Job
Here are some records; return them all exactly.

※

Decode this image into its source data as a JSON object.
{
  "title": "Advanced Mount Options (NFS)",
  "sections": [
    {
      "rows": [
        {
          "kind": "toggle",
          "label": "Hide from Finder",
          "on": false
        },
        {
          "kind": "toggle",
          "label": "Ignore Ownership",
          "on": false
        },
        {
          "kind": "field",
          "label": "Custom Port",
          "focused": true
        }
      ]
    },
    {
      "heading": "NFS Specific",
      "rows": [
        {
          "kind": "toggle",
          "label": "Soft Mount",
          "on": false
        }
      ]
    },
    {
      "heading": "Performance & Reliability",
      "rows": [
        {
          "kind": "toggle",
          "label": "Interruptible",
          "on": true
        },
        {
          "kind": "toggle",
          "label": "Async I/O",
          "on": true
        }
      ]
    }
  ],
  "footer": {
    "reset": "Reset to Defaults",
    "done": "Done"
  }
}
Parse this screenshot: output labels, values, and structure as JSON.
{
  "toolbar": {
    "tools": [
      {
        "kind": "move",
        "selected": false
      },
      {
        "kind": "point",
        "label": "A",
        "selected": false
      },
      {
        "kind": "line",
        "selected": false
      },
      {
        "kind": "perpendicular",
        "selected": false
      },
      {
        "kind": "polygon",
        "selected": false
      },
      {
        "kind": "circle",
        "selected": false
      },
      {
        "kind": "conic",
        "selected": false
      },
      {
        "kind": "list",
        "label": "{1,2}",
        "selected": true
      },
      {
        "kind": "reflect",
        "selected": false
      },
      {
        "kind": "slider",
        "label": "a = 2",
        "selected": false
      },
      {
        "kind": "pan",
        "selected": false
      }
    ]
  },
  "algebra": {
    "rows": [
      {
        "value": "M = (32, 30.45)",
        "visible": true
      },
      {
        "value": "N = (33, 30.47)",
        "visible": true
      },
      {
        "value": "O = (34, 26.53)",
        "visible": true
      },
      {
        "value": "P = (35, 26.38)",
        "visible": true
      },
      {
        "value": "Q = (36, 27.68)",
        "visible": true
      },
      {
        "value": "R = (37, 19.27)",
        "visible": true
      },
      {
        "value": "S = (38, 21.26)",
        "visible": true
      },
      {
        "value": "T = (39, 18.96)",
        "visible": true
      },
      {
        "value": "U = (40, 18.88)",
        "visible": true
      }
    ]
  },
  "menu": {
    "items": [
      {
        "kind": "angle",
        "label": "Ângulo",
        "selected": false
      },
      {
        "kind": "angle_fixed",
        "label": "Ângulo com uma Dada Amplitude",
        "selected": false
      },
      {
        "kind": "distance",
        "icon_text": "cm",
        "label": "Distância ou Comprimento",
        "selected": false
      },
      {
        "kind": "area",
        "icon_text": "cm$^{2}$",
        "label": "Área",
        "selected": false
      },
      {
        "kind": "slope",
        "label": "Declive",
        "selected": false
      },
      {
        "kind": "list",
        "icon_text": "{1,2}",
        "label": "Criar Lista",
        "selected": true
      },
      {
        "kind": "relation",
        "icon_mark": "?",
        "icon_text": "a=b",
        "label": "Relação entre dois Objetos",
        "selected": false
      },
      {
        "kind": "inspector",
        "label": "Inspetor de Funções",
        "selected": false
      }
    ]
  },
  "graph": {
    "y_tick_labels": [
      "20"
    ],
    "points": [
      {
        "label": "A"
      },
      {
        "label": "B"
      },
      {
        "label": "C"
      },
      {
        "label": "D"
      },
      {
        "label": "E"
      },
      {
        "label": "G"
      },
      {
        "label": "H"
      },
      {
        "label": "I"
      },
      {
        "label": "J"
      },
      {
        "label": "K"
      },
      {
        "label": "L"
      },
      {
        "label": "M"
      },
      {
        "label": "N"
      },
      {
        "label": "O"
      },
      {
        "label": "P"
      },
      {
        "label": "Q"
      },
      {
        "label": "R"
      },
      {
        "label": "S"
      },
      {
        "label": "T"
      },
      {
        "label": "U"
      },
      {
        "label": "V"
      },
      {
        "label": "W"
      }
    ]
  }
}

※

Result of the exercise
Decode this image into its source data as a JSON object.
{
  "title": "Advanced Mount Options (NFS)",
  "sections": [
    {
      "rows": [
        {
          "kind": "toggle",
          "label": "Hide from Finder",
          "on": false
        },
        {
          "kind": "toggle",
          "label": "Ignore Ownership",
          "on": false
        },
        {
          "kind": "field",
          "label": "Custom Port",
          "focused": true
        }
      ]
    },
    {
      "heading": "NFS Specific",
      "rows": [
        {
          "kind": "toggle",
          "label": "Soft Mount",
          "on": false
        }
      ]
    },
    {
      "heading": "Performance & Reliability",
      "rows": [
        {
          "kind": "toggle",
          "label": "Interruptible",
          "on": true
        },
        {
          "kind": "toggle",
          "label": "Async I/O",
          "on": true
        }
      ]
    }
  ],
  "footer": {
    "reset": "Reset to Defaults",
    "done": "Done"
  }
}
Parse this screenshot: output labels, values, and structure as JSON.
{
  "toolbar": {
    "tools": [
      {
        "kind": "move",
        "selected": false
      },
      {
        "kind": "point",
        "label": "A",
        "selected": false
      },
      {
        "kind": "line",
        "selected": false
      },
      {
        "kind": "perpendicular",
        "selected": false
      },
      {
        "kind": "polygon",
        "selected": false
      },
      {
        "kind": "circle",
        "selected": false
      },
      {
        "kind": "conic",
        "selected": false
      },
      {
        "kind": "list",
        "label": "{1,2}",
        "selected": true
      },
      {
        "kind": "reflect",
        "selected": false
      },
      {
        "kind": "slider",
        "label": "a = 2",
        "selected": false
      },
      {
        "kind": "pan",
        "selected": false
      }
    ]
  },
  "algebra": {
    "rows": [
      {
        "value": "M = (32, 30.45)",
        "visible": true
      },
      {
        "value": "N = (33, 30.47)",
        "visible": true
      },
      {
        "value": "O = (34, 26.53)",
        "visible": true
      },
      {
        "value": "P = (35, 26.38)",
        "visible": true
      },
      {
        "value": "Q = (36, 27.68)",
        "visible": true
      },
      {
        "value": "R = (37, 19.27)",
        "visible": true
      },
      {
        "value": "S = (38, 21.26)",
        "visible": true
      },
      {
        "value": "T = (39, 18.96)",
        "visible": true
      },
      {
        "value": "U = (40, 18.88)",
        "visible": true
      }
    ]
  },
  "menu": {
    "items": [
      {
        "kind": "angle",
        "label": "Ângulo",
        "selected": false
      },
      {
        "kind": "angle_fixed",
        "label": "Ângulo com uma Dada Amplitude",
        "selected": false
      },
      {
        "kind": "distance",
        "icon_text": "cm",
        "label": "Distância ou Comprimento",
        "selected": false
      },
      {
        "kind": "area",
        "icon_text": "cm$^{2}$",
        "label": "Área",
        "selected": false
      },
      {
        "kind": "slope",
        "label": "Declive",
        "selected": false
      },
      {
        "kind": "list",
        "icon_text": "{1,2}",
        "label": "Criar Lista",
        "selected": true
      },
      {
        "kind": "relation",
        "icon_mark": "?",
        "icon_text": "a=b",
        "label": "Relação entre dois Objetos",
        "selected": false
      },
      {
        "kind": "inspector",
        "label": "Inspetor de Funções",
        "selected": false
      }
    ]
  },
  "graph": {
    "y_tick_labels": [
      "20"
    ],
    "points": [
      {
        "label": "A"
      },
      {
        "label": "B"
      },
      {
        "label": "C"
      },
      {
        "label": "D"
      },
      {
        "label": "E"
      },
      {
        "label": "G"
      },
      {
        "label": "H"
      },
      {
        "label": "I"
      },
      {
        "label": "J"
      },
      {
        "label": "K"
      },
      {
        "label": "L"
      },
      {
        "label": "M"
      },
      {
        "label": "N"
      },
      {
        "label": "O"
      },
      {
        "label": "P"
      },
      {
        "label": "Q"
      },
      {
        "label": "R"
      },
      {
        "label": "S"
      },
      {
        "label": "T"
      },
      {
        "label": "U"
      },
      {
        "label": "V"
      },
      {
        "label": "W"
      }
    ]
  }
}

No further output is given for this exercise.